_Work to be completed_.
Report how many lines contain the word "name", with no other text.

_Data for this exercise_.
####################

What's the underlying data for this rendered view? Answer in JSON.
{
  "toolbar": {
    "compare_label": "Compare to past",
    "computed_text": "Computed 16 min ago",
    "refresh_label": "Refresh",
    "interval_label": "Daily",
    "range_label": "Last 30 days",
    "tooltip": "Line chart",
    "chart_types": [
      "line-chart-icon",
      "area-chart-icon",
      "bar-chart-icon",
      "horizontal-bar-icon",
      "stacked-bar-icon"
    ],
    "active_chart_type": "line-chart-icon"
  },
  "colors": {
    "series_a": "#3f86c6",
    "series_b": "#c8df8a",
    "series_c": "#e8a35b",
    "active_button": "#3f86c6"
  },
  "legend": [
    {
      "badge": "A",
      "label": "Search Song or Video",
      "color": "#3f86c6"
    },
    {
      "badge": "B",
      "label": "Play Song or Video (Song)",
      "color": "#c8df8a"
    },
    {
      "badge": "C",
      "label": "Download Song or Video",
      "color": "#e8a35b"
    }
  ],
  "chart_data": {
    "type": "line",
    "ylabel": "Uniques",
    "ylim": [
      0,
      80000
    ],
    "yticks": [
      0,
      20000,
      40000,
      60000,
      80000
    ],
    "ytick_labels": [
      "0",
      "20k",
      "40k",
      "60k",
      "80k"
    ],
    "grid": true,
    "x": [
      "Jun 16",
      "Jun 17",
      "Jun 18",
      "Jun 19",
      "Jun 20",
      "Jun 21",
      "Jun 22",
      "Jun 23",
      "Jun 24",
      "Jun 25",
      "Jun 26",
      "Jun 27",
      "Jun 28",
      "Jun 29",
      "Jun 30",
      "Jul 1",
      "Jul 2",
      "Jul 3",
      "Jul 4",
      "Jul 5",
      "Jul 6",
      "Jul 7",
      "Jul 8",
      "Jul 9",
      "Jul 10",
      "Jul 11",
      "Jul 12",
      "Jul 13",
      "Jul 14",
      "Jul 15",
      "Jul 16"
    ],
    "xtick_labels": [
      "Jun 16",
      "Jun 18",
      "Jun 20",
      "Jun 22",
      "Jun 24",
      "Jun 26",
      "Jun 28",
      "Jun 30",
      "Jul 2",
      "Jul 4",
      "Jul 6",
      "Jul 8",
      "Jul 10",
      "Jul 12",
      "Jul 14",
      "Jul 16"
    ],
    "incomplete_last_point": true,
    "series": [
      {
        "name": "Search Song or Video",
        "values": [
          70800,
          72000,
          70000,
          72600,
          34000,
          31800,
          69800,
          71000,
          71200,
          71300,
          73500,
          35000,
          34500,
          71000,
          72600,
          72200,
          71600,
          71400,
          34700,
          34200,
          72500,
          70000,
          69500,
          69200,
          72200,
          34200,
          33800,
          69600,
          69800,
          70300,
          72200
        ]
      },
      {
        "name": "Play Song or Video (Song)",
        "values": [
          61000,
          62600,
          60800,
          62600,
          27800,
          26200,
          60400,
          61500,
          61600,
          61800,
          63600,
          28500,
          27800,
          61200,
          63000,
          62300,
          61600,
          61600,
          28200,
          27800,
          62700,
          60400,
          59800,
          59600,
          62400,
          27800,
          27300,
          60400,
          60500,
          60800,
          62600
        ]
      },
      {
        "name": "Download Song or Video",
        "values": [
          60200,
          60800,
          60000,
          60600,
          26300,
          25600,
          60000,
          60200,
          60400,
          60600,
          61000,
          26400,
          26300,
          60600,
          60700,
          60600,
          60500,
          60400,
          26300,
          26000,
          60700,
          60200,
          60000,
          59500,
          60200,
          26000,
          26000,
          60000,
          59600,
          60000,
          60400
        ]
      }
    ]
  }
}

####################

_Task output_.
3